-- start STORED RECORDS --

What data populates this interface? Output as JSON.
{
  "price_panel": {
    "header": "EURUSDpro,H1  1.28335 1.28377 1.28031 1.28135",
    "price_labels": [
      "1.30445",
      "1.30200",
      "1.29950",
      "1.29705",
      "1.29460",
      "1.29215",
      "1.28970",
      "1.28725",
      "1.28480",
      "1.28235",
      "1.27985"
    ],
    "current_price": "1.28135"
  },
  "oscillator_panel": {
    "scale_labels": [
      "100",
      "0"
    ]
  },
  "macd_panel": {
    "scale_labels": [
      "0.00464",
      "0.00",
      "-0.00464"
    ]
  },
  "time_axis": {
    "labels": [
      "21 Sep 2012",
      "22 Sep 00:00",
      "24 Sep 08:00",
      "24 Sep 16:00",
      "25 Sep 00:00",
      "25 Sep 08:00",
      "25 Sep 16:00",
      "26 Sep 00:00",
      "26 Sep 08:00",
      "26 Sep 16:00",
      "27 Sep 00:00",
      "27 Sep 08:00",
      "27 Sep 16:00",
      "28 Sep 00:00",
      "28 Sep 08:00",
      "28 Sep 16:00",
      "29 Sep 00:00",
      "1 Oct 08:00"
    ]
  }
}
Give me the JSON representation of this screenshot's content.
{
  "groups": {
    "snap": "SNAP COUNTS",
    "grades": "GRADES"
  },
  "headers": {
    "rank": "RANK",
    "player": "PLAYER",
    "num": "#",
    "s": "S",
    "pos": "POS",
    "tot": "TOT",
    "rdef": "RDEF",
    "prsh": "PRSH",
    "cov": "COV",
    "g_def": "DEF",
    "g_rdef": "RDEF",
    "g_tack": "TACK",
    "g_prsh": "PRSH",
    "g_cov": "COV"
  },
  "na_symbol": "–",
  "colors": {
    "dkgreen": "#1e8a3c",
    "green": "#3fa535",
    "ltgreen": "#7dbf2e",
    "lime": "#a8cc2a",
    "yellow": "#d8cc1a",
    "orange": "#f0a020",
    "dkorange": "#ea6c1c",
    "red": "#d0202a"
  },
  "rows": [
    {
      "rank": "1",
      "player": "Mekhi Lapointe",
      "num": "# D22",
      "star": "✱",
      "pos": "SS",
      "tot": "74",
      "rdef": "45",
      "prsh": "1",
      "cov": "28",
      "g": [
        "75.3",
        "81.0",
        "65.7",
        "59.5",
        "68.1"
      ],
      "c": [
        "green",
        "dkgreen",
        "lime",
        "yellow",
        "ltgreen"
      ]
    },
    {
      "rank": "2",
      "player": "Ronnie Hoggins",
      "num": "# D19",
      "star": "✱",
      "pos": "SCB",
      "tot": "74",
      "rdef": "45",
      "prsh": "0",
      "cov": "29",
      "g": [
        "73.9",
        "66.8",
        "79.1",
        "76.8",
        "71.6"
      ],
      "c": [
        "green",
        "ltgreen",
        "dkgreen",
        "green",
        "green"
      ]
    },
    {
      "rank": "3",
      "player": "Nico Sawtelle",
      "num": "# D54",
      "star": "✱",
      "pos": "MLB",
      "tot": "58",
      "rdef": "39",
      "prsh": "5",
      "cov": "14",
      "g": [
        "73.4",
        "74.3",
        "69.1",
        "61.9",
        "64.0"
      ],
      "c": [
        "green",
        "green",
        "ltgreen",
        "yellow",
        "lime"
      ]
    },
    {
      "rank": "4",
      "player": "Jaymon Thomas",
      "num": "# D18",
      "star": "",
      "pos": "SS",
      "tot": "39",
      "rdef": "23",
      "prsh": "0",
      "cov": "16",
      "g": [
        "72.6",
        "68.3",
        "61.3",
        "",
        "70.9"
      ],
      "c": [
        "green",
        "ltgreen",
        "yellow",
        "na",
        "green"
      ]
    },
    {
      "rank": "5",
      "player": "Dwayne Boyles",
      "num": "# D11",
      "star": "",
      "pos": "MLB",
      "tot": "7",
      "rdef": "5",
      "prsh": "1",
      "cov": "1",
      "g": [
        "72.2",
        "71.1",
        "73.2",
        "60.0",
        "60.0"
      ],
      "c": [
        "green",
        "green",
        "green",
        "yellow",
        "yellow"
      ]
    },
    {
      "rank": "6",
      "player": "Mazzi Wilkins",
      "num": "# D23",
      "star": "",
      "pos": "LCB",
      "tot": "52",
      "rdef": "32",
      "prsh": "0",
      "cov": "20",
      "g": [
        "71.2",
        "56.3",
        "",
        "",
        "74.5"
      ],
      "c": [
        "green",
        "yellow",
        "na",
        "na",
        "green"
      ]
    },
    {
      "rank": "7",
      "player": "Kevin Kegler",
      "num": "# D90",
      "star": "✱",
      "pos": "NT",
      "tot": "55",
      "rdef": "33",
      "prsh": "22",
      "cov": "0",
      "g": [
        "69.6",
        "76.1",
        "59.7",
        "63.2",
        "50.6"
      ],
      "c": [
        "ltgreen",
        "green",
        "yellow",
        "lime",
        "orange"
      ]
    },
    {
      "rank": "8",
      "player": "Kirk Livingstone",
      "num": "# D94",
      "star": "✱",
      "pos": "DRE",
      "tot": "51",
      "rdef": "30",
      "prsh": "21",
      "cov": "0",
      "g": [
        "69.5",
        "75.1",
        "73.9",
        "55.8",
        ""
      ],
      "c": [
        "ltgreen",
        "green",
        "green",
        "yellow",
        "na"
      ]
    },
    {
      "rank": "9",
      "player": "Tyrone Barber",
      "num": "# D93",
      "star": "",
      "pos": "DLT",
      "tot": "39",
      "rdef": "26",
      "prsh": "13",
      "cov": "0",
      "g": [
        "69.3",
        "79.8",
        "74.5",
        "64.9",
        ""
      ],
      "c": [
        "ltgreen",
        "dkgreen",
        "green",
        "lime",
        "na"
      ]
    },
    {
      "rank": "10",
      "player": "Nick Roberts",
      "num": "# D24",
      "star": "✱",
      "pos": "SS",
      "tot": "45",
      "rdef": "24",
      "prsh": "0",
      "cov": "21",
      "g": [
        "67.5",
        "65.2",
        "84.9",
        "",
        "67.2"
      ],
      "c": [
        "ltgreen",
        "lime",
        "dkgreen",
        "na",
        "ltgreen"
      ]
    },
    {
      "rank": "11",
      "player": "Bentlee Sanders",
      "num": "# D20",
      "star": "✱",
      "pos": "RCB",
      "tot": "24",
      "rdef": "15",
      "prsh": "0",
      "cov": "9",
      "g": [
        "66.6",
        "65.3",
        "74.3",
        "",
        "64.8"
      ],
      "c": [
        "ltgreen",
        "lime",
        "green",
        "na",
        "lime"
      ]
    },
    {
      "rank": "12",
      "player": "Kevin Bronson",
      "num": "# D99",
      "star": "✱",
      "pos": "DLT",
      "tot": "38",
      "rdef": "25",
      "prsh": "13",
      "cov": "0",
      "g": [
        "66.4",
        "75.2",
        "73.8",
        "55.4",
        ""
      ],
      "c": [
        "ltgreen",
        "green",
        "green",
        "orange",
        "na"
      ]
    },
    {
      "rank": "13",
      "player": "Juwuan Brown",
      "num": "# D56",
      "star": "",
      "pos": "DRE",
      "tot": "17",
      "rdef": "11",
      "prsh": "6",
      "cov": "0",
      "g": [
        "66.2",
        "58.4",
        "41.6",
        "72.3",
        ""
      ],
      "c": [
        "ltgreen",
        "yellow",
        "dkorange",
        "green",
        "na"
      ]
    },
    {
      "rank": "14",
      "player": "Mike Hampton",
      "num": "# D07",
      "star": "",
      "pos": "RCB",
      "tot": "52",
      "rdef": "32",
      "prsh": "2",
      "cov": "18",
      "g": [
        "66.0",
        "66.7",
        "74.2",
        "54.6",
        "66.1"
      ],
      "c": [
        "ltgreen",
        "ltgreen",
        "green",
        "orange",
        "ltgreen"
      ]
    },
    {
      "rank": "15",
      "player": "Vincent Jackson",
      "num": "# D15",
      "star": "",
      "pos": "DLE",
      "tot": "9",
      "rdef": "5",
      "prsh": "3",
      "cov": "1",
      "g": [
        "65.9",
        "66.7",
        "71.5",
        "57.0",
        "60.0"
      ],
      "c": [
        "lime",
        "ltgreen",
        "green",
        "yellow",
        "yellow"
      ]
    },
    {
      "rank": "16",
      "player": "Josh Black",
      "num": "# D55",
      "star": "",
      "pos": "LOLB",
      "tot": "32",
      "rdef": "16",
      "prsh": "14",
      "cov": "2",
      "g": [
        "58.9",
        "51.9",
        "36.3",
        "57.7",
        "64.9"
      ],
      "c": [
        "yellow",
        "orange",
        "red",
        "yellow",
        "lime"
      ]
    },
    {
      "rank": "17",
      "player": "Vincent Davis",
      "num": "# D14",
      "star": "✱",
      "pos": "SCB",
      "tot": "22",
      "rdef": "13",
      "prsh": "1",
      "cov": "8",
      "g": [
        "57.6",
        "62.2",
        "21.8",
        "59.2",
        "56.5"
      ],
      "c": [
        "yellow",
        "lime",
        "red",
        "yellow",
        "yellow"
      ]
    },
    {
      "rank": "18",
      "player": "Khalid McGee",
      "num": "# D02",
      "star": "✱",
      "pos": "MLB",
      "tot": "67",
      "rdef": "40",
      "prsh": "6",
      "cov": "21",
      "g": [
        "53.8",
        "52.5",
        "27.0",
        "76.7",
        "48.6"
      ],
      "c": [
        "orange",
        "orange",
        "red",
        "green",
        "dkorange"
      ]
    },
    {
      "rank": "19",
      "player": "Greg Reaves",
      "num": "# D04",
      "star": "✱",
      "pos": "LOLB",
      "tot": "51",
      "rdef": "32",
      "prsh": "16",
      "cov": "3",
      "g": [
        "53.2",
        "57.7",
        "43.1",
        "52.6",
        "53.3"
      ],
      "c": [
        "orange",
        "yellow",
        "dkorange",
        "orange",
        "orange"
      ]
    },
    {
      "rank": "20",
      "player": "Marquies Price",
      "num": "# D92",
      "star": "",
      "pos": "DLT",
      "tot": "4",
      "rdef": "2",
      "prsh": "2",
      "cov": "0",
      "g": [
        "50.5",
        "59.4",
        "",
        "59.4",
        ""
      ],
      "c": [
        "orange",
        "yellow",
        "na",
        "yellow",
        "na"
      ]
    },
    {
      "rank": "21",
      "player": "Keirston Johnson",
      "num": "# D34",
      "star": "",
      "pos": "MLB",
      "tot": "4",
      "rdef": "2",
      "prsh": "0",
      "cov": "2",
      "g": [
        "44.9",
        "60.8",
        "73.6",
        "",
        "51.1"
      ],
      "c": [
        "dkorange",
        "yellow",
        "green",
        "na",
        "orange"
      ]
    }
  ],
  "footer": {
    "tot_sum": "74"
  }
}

-- end STORED RECORDS --

> [WHAT IS BEING ASKED]:
Which lines hold the string "Kevin"? Copy all of them from the data above.

> [THE RESULT]:
      "player": "Kevin Kegler",
      "player": "Kevin Bronson",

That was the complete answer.